#### Your objective
Where a line holds the word "하옵소서", copy that line.

— start of Data to process —

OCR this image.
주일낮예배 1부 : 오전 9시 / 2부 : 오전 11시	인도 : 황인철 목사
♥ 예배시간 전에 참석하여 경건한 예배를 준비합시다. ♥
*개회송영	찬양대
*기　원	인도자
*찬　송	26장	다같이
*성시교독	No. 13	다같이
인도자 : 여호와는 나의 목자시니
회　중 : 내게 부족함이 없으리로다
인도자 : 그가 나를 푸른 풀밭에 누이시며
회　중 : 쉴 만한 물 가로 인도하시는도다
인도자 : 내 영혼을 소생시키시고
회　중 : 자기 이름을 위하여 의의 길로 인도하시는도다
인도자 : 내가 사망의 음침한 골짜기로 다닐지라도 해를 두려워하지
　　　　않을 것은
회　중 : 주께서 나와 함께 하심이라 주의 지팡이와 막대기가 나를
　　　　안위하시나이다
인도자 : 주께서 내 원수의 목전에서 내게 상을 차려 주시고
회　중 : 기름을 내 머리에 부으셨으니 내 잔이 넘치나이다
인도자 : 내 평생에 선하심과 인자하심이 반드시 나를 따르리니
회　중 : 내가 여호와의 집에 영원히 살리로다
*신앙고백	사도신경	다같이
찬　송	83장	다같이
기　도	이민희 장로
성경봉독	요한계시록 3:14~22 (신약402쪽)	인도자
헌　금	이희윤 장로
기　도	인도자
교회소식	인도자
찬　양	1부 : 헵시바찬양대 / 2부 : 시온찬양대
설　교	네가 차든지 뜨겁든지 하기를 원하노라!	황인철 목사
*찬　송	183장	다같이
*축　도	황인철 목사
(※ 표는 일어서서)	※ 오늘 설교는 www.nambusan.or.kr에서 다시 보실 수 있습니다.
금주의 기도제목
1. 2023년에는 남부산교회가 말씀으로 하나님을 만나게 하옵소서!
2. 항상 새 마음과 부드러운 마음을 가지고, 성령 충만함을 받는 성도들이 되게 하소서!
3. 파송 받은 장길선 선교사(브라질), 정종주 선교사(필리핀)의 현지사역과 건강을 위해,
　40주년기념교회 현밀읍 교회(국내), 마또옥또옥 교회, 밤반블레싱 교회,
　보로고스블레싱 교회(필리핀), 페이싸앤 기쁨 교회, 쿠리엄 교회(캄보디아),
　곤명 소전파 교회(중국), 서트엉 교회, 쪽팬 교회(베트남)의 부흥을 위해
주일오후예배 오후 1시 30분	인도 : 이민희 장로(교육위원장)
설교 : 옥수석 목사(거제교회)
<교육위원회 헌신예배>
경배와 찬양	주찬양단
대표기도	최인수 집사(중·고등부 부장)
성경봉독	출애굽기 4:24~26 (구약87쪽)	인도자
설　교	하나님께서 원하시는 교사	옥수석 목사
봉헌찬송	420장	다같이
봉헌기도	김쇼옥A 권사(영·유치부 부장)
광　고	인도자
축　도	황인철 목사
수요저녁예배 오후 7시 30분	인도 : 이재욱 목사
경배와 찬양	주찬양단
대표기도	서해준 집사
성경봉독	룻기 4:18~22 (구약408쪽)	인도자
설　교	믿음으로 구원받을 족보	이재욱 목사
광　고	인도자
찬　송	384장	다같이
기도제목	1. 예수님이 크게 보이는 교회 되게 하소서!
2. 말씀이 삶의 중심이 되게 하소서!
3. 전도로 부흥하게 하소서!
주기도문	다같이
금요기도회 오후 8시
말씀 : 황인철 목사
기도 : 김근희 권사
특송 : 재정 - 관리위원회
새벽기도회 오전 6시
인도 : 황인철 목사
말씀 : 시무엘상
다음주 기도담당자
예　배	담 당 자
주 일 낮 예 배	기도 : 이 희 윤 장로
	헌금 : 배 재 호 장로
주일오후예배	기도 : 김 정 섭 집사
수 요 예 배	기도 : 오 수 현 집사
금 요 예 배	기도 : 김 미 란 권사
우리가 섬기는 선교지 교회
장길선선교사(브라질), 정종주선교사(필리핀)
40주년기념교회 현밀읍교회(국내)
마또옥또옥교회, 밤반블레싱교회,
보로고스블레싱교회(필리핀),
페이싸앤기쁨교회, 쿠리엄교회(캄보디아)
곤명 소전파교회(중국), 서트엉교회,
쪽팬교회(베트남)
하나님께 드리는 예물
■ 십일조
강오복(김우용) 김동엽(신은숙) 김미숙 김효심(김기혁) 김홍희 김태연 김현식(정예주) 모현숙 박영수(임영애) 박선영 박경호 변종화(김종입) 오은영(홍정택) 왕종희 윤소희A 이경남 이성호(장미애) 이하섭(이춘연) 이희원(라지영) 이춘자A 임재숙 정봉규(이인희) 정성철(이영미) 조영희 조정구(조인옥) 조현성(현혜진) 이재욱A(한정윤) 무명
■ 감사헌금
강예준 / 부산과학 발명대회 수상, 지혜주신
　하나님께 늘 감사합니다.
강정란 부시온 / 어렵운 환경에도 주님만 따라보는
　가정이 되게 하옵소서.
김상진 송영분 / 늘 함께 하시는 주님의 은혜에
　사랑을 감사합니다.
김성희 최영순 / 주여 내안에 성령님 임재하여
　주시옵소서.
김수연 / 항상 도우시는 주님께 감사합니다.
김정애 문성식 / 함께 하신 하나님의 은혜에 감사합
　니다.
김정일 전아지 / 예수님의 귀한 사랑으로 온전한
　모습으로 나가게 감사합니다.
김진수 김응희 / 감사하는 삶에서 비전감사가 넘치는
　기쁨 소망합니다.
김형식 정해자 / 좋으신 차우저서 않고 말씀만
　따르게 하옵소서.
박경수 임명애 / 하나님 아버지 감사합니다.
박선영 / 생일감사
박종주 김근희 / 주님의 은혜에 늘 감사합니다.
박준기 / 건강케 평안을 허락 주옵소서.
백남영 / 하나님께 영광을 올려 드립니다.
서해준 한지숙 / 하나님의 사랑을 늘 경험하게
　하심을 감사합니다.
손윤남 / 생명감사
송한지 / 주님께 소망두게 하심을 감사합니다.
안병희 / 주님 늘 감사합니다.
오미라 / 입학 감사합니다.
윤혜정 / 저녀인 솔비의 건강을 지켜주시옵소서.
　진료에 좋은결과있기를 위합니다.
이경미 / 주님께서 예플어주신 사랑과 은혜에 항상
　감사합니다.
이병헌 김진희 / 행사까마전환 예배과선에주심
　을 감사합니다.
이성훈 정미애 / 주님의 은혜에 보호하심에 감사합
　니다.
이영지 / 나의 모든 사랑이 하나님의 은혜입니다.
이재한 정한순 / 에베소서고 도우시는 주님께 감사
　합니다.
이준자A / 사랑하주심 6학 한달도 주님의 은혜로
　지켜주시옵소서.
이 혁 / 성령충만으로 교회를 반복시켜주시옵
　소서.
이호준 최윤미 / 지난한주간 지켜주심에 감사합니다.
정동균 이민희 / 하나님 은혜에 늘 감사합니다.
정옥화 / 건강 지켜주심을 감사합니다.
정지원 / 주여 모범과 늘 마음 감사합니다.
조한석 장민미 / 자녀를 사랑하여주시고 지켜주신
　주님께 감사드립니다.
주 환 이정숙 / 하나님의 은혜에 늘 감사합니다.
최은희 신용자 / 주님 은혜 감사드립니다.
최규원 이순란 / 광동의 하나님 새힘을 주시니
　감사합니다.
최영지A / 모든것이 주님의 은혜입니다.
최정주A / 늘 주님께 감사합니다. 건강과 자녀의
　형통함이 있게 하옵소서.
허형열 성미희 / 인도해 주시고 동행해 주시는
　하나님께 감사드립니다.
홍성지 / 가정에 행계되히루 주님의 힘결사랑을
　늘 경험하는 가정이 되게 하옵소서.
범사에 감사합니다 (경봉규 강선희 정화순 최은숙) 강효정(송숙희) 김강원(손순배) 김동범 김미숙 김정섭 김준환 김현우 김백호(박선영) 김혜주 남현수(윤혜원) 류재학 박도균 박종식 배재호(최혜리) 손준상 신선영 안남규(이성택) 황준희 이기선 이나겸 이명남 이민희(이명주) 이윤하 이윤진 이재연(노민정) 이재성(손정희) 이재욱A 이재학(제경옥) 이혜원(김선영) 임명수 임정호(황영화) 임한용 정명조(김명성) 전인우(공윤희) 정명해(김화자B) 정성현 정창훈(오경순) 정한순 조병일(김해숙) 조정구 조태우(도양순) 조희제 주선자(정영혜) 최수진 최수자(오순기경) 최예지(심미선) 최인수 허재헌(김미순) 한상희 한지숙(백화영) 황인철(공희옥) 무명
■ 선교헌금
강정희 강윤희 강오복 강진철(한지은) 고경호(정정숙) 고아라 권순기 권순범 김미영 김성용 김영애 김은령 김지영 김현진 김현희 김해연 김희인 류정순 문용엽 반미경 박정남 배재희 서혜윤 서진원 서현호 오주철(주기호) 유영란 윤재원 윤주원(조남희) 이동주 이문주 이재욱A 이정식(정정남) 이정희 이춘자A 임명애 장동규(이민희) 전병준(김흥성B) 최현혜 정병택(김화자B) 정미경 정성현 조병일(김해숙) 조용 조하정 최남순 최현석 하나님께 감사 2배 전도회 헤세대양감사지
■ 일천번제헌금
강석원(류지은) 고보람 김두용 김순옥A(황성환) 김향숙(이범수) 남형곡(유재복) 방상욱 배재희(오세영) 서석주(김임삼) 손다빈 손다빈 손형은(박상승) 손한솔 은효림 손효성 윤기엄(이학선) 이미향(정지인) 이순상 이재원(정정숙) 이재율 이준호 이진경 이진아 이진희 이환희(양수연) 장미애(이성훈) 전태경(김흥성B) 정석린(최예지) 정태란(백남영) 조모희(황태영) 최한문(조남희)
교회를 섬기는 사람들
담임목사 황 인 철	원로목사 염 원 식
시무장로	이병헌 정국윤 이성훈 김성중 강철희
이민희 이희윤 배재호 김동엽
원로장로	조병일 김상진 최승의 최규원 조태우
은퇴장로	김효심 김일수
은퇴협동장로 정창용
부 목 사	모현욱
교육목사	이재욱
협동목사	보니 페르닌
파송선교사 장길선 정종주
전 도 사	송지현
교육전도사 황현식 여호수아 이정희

— end of Data to process —

#### Response below
1. 2023년에는 남부산교회가 말씀으로 하나님을 만나게 하옵소서!
　가정이 되게 하옵소서.
　따르게 하옵소서.
　형통함이 있게 하옵소서.
　늘 경험하는 가정이 되게 하옵소서.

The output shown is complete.